--- start of Supplied material ---
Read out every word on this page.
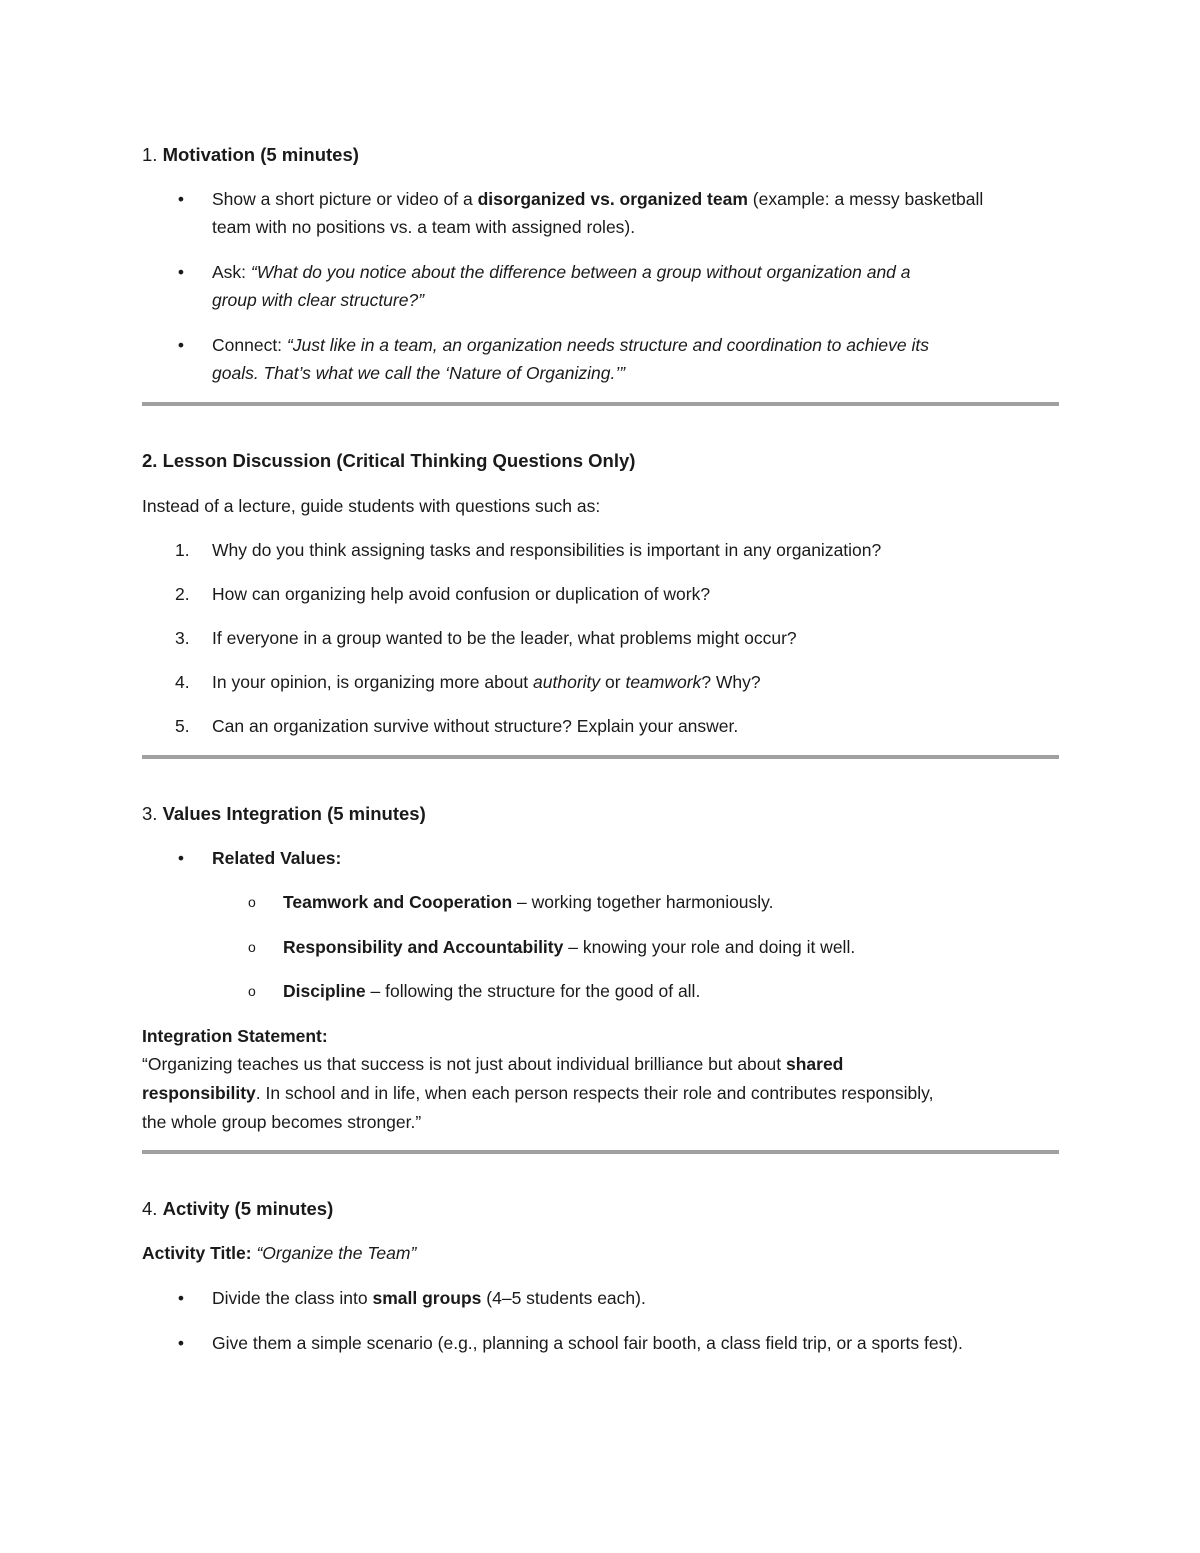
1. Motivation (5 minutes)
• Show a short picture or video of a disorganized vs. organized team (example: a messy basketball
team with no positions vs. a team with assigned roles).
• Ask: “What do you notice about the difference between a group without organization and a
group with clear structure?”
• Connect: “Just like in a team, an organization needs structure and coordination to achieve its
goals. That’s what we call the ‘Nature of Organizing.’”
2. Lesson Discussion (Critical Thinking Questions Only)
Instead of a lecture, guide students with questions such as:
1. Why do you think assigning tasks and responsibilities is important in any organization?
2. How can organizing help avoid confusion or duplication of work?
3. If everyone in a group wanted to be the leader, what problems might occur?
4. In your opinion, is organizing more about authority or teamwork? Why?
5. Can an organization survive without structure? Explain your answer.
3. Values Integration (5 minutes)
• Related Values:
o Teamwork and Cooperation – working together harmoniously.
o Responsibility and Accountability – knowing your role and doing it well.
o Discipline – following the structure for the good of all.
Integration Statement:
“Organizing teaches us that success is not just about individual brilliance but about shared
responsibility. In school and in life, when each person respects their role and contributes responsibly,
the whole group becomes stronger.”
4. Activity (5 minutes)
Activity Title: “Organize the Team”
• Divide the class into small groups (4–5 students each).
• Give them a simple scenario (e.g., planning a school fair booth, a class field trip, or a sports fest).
--- end of Supplied material ---
Task objective »
Without the pictures, restate all of the entries above verbatim.

Problem solution »
Read out every word on this page.
1. Motivation (5 minutes)
• Show a short picture or video of a disorganized vs. organized team (example: a messy basketball
team with no positions vs. a team with assigned roles).
• Ask: “What do you notice about the difference between a group without organization and a
group with clear structure?”
• Connect: “Just like in a team, an organization needs structure and coordination to achieve its
goals. That’s what we call the ‘Nature of Organizing.’”
2. Lesson Discussion (Critical Thinking Questions Only)
Instead of a lecture, guide students with questions such as:
1. Why do you think assigning tasks and responsibilities is important in any organization?
2. How can organizing help avoid confusion or duplication of work?
3. If everyone in a group wanted to be the leader, what problems might occur?
4. In your opinion, is organizing more about authority or teamwork? Why?
5. Can an organization survive without structure? Explain your answer.
3. Values Integration (5 minutes)
• Related Values:
o Teamwork and Cooperation – working together harmoniously.
o Responsibility and Accountability – knowing your role and doing it well.
o Discipline – following the structure for the good of all.
Integration Statement:
“Organizing teaches us that success is not just about individual brilliance but about shared
responsibility. In school and in life, when each person respects their role and contributes responsibly,
the whole group becomes stronger.”
4. Activity (5 minutes)
Activity Title: “Organize the Team”
• Divide the class into small groups (4–5 students each).
• Give them a simple scenario (e.g., planning a school fair booth, a class field trip, or a sports fest).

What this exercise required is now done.